Figure record extracts
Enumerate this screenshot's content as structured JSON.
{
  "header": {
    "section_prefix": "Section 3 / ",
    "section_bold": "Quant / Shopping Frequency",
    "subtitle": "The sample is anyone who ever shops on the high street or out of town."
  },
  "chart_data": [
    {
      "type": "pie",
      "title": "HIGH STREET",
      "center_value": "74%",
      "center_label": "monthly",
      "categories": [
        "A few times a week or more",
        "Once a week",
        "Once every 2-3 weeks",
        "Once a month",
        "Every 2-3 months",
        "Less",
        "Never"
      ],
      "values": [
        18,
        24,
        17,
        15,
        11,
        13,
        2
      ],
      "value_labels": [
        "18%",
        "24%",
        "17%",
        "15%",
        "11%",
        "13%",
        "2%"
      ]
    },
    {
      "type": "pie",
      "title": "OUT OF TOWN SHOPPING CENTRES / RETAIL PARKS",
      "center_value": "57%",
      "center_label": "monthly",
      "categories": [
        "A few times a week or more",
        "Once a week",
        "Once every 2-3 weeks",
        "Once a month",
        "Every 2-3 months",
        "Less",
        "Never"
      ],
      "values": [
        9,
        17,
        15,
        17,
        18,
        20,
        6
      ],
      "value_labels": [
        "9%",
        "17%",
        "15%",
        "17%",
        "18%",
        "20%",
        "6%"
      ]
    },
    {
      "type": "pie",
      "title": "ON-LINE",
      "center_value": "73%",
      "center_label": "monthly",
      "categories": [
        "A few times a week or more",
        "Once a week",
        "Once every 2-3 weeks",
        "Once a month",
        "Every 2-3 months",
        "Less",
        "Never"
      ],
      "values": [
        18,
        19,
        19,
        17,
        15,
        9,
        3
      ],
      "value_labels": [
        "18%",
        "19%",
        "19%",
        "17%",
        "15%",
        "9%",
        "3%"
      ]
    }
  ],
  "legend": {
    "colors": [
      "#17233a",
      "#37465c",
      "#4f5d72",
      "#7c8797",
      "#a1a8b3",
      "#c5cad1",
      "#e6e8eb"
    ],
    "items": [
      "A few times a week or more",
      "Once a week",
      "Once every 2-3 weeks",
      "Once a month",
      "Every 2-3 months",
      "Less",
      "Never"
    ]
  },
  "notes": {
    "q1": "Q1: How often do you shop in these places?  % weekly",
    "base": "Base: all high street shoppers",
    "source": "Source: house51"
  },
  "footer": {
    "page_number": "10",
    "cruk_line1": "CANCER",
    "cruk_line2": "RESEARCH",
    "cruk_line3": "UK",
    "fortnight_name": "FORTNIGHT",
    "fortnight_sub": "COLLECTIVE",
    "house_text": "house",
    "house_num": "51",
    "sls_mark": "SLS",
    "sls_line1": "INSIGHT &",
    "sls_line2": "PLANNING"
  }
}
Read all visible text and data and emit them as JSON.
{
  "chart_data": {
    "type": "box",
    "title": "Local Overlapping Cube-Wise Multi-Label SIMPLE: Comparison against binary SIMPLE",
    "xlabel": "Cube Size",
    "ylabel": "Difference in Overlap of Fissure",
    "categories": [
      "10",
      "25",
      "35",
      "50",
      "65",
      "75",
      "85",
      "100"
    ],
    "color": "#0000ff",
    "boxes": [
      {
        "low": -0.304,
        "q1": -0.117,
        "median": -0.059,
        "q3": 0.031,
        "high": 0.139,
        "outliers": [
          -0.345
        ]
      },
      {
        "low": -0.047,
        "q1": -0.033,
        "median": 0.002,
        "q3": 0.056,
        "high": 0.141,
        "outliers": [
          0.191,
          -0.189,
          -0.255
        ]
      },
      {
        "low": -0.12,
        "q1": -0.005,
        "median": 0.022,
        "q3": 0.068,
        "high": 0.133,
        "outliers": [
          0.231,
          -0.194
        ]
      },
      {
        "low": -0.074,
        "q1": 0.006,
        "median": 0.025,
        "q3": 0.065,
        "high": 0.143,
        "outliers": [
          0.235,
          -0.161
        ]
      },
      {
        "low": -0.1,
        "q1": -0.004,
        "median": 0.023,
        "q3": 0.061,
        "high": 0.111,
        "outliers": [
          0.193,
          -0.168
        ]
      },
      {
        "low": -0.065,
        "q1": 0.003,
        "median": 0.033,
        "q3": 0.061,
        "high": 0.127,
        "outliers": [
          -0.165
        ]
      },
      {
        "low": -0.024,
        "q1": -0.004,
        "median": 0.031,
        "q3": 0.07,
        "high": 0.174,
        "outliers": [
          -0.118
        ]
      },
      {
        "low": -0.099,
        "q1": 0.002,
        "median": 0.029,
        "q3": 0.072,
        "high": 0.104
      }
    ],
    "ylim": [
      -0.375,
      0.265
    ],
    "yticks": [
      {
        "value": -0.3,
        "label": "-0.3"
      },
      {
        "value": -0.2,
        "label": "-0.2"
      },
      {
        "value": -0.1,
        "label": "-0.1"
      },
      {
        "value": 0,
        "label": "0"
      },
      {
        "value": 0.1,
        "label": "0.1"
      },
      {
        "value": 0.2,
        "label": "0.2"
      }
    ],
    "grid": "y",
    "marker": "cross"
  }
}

- [Task prompt]:
Every entry must be retyped in full, exactly as given.

- [Expected answer]:
Enumerate this screenshot's content as structured JSON.
{
  "header": {
    "section_prefix": "Section 3 / ",
    "section_bold": "Quant / Shopping Frequency",
    "subtitle": "The sample is anyone who ever shops on the high street or out of town."
  },
  "chart_data": [
    {
      "type": "pie",
      "title": "HIGH STREET",
      "center_value": "74%",
      "center_label": "monthly",
      "categories": [
        "A few times a week or more",
        "Once a week",
        "Once every 2-3 weeks",
        "Once a month",
        "Every 2-3 months",
        "Less",
        "Never"
      ],
      "values": [
        18,
        24,
        17,
        15,
        11,
        13,
        2
      ],
      "value_labels": [
        "18%",
        "24%",
        "17%",
        "15%",
        "11%",
        "13%",
        "2%"
      ]
    },
    {
      "type": "pie",
      "title": "OUT OF TOWN SHOPPING CENTRES / RETAIL PARKS",
      "center_value": "57%",
      "center_label": "monthly",
      "categories": [
        "A few times a week or more",
        "Once a week",
        "Once every 2-3 weeks",
        "Once a month",
        "Every 2-3 months",
        "Less",
        "Never"
      ],
      "values": [
        9,
        17,
        15,
        17,
        18,
        20,
        6
      ],
      "value_labels": [
        "9%",
        "17%",
        "15%",
        "17%",
        "18%",
        "20%",
        "6%"
      ]
    },
    {
      "type": "pie",
      "title": "ON-LINE",
      "center_value": "73%",
      "center_label": "monthly",
      "categories": [
        "A few times a week or more",
        "Once a week",
        "Once every 2-3 weeks",
        "Once a month",
        "Every 2-3 months",
        "Less",
        "Never"
      ],
      "values": [
        18,
        19,
        19,
        17,
        15,
        9,
        3
      ],
      "value_labels": [
        "18%",
        "19%",
        "19%",
        "17%",
        "15%",
        "9%",
        "3%"
      ]
    }
  ],
  "legend": {
    "colors": [
      "#17233a",
      "#37465c",
      "#4f5d72",
      "#7c8797",
      "#a1a8b3",
      "#c5cad1",
      "#e6e8eb"
    ],
    "items": [
      "A few times a week or more",
      "Once a week",
      "Once every 2-3 weeks",
      "Once a month",
      "Every 2-3 months",
      "Less",
      "Never"
    ]
  },
  "notes": {
    "q1": "Q1: How often do you shop in these places?  % weekly",
    "base": "Base: all high street shoppers",
    "source": "Source: house51"
  },
  "footer": {
    "page_number": "10",
    "cruk_line1": "CANCER",
    "cruk_line2": "RESEARCH",
    "cruk_line3": "UK",
    "fortnight_name": "FORTNIGHT",
    "fortnight_sub": "COLLECTIVE",
    "house_text": "house",
    "house_num": "51",
    "sls_mark": "SLS",
    "sls_line1": "INSIGHT &",
    "sls_line2": "PLANNING"
  }
}
Read all visible text and data and emit them as JSON.
{
  "chart_data": {
    "type": "box",
    "title": "Local Overlapping Cube-Wise Multi-Label SIMPLE: Comparison against binary SIMPLE",
    "xlabel": "Cube Size",
    "ylabel": "Difference in Overlap of Fissure",
    "categories": [
      "10",
      "25",
      "35",
      "50",
      "65",
      "75",
      "85",
      "100"
    ],
    "color": "#0000ff",
    "boxes": [
      {
        "low": -0.304,
        "q1": -0.117,
        "median": -0.059,
        "q3": 0.031,
        "high": 0.139,
        "outliers": [
          -0.345
        ]
      },
      {
        "low": -0.047,
        "q1": -0.033,
        "median": 0.002,
        "q3": 0.056,
        "high": 0.141,
        "outliers": [
          0.191,
          -0.189,
          -0.255
        ]
      },
      {
        "low": -0.12,
        "q1": -0.005,
        "median": 0.022,
        "q3": 0.068,
        "high": 0.133,
        "outliers": [
          0.231,
          -0.194
        ]
      },
      {
        "low": -0.074,
        "q1": 0.006,
        "median": 0.025,
        "q3": 0.065,
        "high": 0.143,
        "outliers": [
          0.235,
          -0.161
        ]
      },
      {
        "low": -0.1,
        "q1": -0.004,
        "median": 0.023,
        "q3": 0.061,
        "high": 0.111,
        "outliers": [
          0.193,
          -0.168
        ]
      },
      {
        "low": -0.065,
        "q1": 0.003,
        "median": 0.033,
        "q3": 0.061,
        "high": 0.127,
        "outliers": [
          -0.165
        ]
      },
      {
        "low": -0.024,
        "q1": -0.004,
        "median": 0.031,
        "q3": 0.07,
        "high": 0.174,
        "outliers": [
          -0.118
        ]
      },
      {
        "low": -0.099,
        "q1": 0.002,
        "median": 0.029,
        "q3": 0.072,
        "high": 0.104
      }
    ],
    "ylim": [
      -0.375,
      0.265
    ],
    "yticks": [
      {
        "value": -0.3,
        "label": "-0.3"
      },
      {
        "value": -0.2,
        "label": "-0.2"
      },
      {
        "value": -0.1,
        "label": "-0.1"
      },
      {
        "value": 0,
        "label": "0"
      },
      {
        "value": 0.1,
        "label": "0.1"
      },
      {
        "value": 0.2,
        "label": "0.2"
      }
    ],
    "grid": "y",
    "marker": "cross"
  }
}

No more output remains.